- _TASK INSTRUCTIONS_
Repeat every one of the items below word for word, leaving each line unchanged.

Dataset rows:
——————————

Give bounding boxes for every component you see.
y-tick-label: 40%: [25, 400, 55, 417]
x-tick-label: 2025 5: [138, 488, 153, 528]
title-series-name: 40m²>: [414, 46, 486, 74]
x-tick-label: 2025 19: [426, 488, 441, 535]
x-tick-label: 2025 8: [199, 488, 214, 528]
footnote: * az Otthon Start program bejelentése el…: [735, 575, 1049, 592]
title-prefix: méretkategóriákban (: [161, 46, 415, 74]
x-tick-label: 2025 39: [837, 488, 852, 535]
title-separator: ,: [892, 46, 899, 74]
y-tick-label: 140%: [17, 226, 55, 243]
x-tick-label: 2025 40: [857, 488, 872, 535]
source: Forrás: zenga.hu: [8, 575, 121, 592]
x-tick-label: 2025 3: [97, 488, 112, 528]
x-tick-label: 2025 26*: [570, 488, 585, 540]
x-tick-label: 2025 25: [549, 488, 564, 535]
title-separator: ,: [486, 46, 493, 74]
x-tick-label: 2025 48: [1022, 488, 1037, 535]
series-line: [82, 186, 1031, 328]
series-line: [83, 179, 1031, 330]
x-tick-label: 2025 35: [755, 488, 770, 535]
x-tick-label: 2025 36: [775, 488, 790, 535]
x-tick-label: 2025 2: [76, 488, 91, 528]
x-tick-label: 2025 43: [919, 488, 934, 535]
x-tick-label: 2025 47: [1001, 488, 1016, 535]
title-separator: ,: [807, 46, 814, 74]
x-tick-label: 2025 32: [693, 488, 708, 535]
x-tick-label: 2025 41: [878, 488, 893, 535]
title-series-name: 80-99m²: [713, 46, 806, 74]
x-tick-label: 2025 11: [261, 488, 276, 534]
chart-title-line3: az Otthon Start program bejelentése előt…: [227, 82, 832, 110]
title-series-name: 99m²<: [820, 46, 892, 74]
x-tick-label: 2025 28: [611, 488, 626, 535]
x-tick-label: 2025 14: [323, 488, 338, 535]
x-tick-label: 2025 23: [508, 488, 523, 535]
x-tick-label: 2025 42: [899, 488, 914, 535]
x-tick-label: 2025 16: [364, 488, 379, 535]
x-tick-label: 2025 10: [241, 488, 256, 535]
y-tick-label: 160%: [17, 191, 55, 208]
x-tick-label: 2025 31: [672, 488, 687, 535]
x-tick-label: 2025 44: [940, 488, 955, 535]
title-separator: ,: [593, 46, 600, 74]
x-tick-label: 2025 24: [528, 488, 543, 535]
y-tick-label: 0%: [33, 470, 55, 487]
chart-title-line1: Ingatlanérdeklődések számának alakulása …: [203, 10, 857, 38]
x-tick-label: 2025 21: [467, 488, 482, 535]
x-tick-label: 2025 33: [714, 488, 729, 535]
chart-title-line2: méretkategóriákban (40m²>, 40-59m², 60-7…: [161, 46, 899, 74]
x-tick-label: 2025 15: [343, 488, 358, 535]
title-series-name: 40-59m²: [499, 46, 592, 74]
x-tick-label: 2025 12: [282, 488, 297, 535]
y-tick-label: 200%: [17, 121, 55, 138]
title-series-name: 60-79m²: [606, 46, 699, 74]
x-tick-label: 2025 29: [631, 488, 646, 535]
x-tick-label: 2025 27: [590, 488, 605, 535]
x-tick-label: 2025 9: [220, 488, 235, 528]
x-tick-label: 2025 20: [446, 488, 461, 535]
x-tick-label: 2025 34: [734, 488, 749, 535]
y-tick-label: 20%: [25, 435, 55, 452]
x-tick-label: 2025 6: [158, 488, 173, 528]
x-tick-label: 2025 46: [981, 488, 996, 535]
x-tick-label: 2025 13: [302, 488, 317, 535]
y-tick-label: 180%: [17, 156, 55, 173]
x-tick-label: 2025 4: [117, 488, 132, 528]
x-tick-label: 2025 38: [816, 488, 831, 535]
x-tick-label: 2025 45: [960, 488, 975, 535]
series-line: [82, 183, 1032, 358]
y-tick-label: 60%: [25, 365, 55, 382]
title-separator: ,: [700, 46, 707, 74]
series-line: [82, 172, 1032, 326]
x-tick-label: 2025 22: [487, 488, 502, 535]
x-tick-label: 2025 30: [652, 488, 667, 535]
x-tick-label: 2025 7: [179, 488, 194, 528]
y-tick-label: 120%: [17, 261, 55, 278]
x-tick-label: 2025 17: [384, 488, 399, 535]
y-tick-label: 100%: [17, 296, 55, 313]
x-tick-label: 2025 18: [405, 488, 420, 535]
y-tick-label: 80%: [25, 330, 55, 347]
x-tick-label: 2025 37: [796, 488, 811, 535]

——————————

- _RESULT BELOW_
Give bounding boxes for every component you see.
y-tick-label: 40%: [25, 400, 55, 417]
x-tick-label: 2025 5: [138, 488, 153, 528]
title-series-name: 40m²>: [414, 46, 486, 74]
x-tick-label: 2025 19: [426, 488, 441, 535]
x-tick-label: 2025 8: [199, 488, 214, 528]
footnote: * az Otthon Start program bejelentése el…: [735, 575, 1049, 592]
title-prefix: méretkategóriákban (: [161, 46, 415, 74]
x-tick-label: 2025 39: [837, 488, 852, 535]
title-separator: ,: [892, 46, 899, 74]
y-tick-label: 140%: [17, 226, 55, 243]
x-tick-label: 2025 40: [857, 488, 872, 535]
source: Forrás: zenga.hu: [8, 575, 121, 592]
x-tick-label: 2025 3: [97, 488, 112, 528]
x-tick-label: 2025 26*: [570, 488, 585, 540]
x-tick-label: 2025 25: [549, 488, 564, 535]
title-separator: ,: [486, 46, 493, 74]
x-tick-label: 2025 48: [1022, 488, 1037, 535]
series-line: [82, 186, 1031, 328]
series-line: [83, 179, 1031, 330]
x-tick-label: 2025 35: [755, 488, 770, 535]
x-tick-label: 2025 36: [775, 488, 790, 535]
x-tick-label: 2025 2: [76, 488, 91, 528]
x-tick-label: 2025 43: [919, 488, 934, 535]
x-tick-label: 2025 47: [1001, 488, 1016, 535]
title-separator: ,: [807, 46, 814, 74]
x-tick-label: 2025 32: [693, 488, 708, 535]
x-tick-label: 2025 41: [878, 488, 893, 535]
title-series-name: 80-99m²: [713, 46, 806, 74]
x-tick-label: 2025 11: [261, 488, 276, 534]
chart-title-line3: az Otthon Start program bejelentése előt…: [227, 82, 832, 110]
title-series-name: 99m²<: [820, 46, 892, 74]
x-tick-label: 2025 28: [611, 488, 626, 535]
x-tick-label: 2025 14: [323, 488, 338, 535]
x-tick-label: 2025 23: [508, 488, 523, 535]
x-tick-label: 2025 42: [899, 488, 914, 535]
x-tick-label: 2025 16: [364, 488, 379, 535]
x-tick-label: 2025 10: [241, 488, 256, 535]
y-tick-label: 160%: [17, 191, 55, 208]
x-tick-label: 2025 31: [672, 488, 687, 535]
x-tick-label: 2025 44: [940, 488, 955, 535]
title-separator: ,: [593, 46, 600, 74]
x-tick-label: 2025 24: [528, 488, 543, 535]
y-tick-label: 0%: [33, 470, 55, 487]
chart-title-line1: Ingatlanérdeklődések számának alakulása …: [203, 10, 857, 38]
x-tick-label: 2025 21: [467, 488, 482, 535]
x-tick-label: 2025 33: [714, 488, 729, 535]
chart-title-line2: méretkategóriákban (40m²>, 40-59m², 60-7…: [161, 46, 899, 74]
x-tick-label: 2025 15: [343, 488, 358, 535]
title-series-name: 40-59m²: [499, 46, 592, 74]
x-tick-label: 2025 12: [282, 488, 297, 535]
y-tick-label: 200%: [17, 121, 55, 138]
title-series-name: 60-79m²: [606, 46, 699, 74]
x-tick-label: 2025 29: [631, 488, 646, 535]
x-tick-label: 2025 27: [590, 488, 605, 535]
x-tick-label: 2025 9: [220, 488, 235, 528]
x-tick-label: 2025 20: [446, 488, 461, 535]
x-tick-label: 2025 34: [734, 488, 749, 535]
y-tick-label: 20%: [25, 435, 55, 452]
x-tick-label: 2025 6: [158, 488, 173, 528]
x-tick-label: 2025 46: [981, 488, 996, 535]
x-tick-label: 2025 13: [302, 488, 317, 535]
y-tick-label: 180%: [17, 156, 55, 173]
x-tick-label: 2025 4: [117, 488, 132, 528]
x-tick-label: 2025 38: [816, 488, 831, 535]
x-tick-label: 2025 45: [960, 488, 975, 535]
series-line: [82, 183, 1032, 358]
y-tick-label: 60%: [25, 365, 55, 382]
title-separator: ,: [700, 46, 707, 74]
series-line: [82, 172, 1032, 326]
x-tick-label: 2025 22: [487, 488, 502, 535]
x-tick-label: 2025 30: [652, 488, 667, 535]
x-tick-label: 2025 7: [179, 488, 194, 528]
y-tick-label: 120%: [17, 261, 55, 278]
x-tick-label: 2025 17: [384, 488, 399, 535]
y-tick-label: 100%: [17, 296, 55, 313]
x-tick-label: 2025 18: [405, 488, 420, 535]
y-tick-label: 80%: [25, 330, 55, 347]
x-tick-label: 2025 37: [796, 488, 811, 535]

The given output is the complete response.